(Collected data entries)
□ □ □ □ □
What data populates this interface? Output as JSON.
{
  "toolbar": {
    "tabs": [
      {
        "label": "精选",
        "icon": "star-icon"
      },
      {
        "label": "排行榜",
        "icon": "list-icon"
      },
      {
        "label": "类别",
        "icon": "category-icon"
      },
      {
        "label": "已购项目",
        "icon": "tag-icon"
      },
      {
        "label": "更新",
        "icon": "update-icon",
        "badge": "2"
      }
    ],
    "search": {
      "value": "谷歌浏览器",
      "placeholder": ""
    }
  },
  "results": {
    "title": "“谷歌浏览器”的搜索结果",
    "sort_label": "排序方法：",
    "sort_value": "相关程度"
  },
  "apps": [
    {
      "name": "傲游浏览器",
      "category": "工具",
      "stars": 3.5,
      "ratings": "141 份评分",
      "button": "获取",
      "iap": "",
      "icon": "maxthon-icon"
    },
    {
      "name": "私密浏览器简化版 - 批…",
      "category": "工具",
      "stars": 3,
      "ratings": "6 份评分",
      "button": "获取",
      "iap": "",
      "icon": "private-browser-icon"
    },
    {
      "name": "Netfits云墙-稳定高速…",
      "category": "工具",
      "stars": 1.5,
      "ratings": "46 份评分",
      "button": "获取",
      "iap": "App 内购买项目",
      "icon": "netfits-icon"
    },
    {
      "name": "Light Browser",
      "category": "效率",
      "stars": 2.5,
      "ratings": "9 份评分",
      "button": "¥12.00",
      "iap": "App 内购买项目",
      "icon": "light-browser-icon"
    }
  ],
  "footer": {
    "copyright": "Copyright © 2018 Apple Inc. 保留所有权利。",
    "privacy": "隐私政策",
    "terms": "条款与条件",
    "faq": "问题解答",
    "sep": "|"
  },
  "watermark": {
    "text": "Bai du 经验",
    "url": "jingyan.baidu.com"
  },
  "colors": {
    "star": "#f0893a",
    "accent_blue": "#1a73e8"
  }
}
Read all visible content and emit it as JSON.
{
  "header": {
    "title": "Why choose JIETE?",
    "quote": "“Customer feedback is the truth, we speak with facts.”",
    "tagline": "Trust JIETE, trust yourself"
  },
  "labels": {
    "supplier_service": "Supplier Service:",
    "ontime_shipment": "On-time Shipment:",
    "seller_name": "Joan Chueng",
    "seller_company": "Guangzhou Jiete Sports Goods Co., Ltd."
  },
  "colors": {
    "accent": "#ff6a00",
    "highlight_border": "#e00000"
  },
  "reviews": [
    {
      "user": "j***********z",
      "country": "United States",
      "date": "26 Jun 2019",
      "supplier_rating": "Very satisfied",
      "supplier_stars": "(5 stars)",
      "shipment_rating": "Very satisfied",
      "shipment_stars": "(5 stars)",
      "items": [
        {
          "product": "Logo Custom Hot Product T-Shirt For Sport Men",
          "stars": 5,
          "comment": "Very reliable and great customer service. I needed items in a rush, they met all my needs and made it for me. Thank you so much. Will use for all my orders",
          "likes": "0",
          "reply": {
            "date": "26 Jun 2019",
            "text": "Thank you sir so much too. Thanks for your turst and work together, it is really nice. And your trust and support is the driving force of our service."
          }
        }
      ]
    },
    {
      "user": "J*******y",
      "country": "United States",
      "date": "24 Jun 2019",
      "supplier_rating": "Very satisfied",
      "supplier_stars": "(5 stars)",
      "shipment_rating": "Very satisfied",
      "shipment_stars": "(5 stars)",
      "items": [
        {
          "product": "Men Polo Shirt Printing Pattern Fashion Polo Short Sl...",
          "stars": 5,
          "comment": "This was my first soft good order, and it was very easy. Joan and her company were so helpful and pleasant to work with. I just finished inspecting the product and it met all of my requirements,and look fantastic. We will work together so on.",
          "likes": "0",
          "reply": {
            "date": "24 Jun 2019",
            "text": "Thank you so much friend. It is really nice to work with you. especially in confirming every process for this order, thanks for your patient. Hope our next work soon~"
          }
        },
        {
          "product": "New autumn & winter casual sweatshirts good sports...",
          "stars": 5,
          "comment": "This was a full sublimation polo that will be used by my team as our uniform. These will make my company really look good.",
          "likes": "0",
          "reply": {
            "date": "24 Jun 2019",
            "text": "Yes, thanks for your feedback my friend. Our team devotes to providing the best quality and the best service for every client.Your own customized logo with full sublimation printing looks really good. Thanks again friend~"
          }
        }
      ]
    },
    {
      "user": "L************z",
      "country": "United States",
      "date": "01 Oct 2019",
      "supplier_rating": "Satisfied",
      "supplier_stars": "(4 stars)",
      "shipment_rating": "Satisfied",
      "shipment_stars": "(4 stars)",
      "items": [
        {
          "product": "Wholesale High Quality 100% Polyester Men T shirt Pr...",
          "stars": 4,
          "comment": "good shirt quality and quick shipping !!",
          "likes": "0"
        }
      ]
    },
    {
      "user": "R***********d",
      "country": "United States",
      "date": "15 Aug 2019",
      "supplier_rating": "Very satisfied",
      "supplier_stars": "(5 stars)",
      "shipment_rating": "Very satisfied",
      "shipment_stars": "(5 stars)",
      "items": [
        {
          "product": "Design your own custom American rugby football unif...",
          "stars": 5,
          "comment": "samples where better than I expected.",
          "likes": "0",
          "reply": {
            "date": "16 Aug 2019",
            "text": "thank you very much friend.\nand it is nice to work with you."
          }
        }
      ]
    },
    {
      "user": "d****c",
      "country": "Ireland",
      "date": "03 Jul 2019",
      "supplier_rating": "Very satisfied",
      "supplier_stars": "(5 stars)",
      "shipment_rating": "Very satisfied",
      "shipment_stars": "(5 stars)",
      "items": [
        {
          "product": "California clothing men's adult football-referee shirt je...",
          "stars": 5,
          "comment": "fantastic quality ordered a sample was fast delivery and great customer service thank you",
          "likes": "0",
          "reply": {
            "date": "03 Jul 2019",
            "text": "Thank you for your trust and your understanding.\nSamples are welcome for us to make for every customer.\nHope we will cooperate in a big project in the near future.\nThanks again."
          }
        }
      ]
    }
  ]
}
□ □ □ □ □
INSTRUCTIONS FOR THE TASK => Where a line in the entries holds the word "trust", copy that line.

REPLY =>
    "tagline": "Trust JIETE, trust yourself"
            "text": "Thank you sir so much too. Thanks for your turst and work together, it is really nice. And your trust and support is the driving force of our service."
            "text": "Thank you for your trust and your understanding.\nSamples are welcome for us to make for every customer.\nHope we will cooperate in a big project in the near future.\nThanks again."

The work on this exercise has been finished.